- SET TASK
Lines containing "Pride" are to be counted. Report the count alone.
________________________
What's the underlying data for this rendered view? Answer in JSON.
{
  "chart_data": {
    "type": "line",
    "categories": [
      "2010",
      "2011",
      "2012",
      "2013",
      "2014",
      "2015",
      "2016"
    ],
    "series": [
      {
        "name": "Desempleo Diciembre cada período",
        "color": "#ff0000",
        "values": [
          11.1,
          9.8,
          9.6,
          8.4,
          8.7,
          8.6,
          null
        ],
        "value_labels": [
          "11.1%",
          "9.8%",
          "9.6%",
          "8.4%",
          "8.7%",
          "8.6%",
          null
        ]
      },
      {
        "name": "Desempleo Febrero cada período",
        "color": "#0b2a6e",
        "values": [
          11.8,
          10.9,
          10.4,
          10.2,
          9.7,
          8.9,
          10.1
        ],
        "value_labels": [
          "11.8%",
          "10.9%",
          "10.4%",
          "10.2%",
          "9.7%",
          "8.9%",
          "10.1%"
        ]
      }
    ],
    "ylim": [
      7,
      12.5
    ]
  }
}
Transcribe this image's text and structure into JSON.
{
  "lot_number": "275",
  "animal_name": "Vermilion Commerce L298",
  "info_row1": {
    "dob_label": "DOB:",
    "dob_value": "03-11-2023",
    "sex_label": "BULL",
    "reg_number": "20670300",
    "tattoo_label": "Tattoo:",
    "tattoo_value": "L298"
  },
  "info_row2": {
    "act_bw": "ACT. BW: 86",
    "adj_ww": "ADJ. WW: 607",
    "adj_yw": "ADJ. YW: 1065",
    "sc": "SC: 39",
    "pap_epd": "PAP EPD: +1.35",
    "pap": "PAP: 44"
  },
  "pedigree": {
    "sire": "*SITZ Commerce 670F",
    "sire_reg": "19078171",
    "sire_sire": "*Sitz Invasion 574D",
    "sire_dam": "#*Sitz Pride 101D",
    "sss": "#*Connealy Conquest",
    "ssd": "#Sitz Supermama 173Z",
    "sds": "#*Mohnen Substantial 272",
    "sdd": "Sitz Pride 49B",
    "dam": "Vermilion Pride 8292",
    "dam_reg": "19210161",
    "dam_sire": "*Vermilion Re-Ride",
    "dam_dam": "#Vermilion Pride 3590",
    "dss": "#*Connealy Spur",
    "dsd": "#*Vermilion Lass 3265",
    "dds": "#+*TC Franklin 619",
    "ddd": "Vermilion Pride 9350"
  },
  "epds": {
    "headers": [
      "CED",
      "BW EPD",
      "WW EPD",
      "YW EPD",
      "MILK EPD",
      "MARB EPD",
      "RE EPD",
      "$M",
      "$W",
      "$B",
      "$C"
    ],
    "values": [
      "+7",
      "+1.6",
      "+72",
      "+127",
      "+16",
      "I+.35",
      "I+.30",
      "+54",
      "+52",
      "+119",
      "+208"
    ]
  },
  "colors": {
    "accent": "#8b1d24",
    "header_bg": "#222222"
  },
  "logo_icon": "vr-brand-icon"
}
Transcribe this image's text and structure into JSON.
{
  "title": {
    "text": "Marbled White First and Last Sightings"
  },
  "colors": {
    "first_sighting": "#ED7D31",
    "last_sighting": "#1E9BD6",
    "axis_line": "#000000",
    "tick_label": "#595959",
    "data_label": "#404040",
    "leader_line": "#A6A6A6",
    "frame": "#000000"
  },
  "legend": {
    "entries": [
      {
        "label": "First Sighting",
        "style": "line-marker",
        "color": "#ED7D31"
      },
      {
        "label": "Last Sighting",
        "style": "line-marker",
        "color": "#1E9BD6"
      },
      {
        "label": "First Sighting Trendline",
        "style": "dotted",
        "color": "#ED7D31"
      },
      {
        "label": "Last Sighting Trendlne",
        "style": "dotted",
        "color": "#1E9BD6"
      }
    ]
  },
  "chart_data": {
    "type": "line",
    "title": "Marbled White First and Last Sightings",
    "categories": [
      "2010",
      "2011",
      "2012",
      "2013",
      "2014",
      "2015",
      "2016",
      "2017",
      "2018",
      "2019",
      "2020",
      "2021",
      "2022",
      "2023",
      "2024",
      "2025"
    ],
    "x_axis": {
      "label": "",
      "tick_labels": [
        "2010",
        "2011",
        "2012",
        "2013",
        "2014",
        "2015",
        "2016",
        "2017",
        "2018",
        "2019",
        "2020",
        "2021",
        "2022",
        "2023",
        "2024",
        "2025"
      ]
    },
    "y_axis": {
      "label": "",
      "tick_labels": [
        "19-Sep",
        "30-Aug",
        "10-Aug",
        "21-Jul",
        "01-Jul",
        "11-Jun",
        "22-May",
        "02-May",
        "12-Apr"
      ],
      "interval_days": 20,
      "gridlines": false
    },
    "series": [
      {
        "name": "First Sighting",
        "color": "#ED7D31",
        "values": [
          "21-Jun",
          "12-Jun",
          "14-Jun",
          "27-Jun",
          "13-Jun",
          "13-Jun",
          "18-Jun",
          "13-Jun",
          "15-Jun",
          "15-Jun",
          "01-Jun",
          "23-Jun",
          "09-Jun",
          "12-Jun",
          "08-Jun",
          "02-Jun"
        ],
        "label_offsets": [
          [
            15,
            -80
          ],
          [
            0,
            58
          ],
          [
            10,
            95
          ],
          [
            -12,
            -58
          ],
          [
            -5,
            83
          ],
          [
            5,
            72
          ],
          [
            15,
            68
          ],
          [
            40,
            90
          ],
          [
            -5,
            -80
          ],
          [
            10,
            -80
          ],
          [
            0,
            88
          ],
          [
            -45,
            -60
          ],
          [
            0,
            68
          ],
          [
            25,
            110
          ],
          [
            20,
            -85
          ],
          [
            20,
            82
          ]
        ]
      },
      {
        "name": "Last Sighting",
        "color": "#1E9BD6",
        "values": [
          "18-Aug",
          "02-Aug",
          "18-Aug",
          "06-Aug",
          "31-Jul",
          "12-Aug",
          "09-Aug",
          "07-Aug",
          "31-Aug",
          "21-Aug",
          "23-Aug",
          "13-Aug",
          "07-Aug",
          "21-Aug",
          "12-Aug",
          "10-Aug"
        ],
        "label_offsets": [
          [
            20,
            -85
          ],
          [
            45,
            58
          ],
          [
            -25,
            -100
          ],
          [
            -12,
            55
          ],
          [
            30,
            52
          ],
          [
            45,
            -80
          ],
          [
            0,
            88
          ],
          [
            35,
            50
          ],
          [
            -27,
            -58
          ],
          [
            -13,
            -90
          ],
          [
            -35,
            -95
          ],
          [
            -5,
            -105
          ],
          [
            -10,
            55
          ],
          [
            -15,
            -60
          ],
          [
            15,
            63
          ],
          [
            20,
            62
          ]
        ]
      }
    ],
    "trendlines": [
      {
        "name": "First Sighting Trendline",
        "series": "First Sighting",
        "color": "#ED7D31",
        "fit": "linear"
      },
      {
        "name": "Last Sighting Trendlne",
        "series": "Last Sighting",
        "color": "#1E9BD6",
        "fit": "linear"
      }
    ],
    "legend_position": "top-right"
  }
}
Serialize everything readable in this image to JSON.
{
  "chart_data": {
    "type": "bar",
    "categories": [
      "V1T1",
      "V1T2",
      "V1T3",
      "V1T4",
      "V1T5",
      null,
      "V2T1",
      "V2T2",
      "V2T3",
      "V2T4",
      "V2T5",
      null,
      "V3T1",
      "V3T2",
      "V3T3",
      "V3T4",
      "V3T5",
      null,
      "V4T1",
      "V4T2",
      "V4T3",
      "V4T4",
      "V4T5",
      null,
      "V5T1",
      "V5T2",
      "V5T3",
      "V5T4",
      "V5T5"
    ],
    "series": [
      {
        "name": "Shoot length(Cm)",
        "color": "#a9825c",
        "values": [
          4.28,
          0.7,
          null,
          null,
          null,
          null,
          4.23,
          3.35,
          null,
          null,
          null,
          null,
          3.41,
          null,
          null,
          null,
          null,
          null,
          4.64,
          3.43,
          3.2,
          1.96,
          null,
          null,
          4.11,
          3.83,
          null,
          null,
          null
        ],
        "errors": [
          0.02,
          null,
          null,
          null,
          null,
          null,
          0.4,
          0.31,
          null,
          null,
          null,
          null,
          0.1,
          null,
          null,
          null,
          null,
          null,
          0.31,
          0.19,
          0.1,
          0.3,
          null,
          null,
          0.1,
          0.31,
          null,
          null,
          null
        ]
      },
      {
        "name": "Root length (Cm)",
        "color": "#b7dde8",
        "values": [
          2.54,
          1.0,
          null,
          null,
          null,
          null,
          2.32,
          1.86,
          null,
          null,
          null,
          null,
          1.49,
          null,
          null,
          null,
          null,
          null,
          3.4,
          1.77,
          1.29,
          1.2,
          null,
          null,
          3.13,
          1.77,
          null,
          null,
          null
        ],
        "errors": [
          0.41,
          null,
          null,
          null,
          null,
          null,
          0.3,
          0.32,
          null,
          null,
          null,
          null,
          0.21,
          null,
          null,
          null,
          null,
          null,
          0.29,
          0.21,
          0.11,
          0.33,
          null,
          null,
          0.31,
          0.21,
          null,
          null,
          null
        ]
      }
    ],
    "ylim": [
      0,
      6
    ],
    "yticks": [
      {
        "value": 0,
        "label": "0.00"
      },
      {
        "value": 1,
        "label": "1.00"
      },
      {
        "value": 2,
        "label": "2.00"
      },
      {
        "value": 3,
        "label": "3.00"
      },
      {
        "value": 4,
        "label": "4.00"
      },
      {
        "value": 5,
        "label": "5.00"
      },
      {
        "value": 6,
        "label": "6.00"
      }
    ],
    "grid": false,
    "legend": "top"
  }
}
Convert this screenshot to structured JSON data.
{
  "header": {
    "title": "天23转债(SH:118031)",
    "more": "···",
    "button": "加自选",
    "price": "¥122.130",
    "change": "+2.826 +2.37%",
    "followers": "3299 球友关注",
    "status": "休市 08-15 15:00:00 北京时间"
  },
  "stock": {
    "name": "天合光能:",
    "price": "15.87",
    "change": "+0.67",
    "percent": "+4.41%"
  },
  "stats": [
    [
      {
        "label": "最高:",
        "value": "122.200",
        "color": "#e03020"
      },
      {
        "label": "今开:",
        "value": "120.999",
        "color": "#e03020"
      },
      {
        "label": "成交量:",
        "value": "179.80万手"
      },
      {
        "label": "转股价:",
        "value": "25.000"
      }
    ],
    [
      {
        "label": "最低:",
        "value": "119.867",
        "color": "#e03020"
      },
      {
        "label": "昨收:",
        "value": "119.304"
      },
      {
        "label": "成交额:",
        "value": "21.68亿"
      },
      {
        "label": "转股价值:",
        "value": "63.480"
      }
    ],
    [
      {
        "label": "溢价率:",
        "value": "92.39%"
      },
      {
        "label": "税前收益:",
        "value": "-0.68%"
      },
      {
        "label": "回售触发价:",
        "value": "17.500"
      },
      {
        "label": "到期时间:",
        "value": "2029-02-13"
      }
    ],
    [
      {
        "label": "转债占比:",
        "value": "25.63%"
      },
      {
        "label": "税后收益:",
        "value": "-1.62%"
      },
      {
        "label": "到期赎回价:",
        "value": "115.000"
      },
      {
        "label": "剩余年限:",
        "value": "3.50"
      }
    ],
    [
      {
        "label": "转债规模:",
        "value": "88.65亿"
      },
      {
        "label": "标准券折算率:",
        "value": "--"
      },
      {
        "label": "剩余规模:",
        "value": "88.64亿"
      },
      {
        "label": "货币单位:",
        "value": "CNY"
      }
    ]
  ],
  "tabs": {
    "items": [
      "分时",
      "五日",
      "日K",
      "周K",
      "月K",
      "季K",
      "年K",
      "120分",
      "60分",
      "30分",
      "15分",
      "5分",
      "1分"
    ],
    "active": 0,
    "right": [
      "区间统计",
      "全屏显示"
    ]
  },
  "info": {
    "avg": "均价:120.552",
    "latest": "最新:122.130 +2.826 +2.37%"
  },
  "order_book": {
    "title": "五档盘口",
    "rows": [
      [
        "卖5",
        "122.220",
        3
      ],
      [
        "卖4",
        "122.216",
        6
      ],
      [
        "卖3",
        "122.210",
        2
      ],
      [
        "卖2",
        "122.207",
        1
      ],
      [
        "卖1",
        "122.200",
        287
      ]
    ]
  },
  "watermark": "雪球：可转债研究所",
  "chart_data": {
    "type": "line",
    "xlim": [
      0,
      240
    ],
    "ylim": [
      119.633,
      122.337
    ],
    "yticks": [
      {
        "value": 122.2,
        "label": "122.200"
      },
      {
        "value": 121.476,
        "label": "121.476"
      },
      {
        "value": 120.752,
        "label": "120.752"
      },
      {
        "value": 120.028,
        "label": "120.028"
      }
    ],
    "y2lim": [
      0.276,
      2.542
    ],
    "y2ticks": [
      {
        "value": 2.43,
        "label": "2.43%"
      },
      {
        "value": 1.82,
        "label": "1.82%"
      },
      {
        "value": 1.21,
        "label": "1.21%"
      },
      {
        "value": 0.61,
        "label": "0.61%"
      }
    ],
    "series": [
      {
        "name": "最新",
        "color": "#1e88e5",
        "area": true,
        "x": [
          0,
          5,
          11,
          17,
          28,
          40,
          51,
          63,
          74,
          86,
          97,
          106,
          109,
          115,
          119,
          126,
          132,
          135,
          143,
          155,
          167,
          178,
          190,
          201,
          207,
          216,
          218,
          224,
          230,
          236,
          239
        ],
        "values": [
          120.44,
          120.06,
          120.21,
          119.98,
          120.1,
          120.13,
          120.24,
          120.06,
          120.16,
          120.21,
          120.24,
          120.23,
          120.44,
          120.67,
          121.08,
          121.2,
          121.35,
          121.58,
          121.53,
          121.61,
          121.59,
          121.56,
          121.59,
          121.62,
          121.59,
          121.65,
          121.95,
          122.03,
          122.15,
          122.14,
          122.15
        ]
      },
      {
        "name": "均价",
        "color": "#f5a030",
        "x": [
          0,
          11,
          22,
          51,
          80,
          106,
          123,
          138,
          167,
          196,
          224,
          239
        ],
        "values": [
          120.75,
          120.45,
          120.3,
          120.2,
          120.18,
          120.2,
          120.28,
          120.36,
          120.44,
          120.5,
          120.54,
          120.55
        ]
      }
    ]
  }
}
________________________
- RESULT FOR THIS TASK
5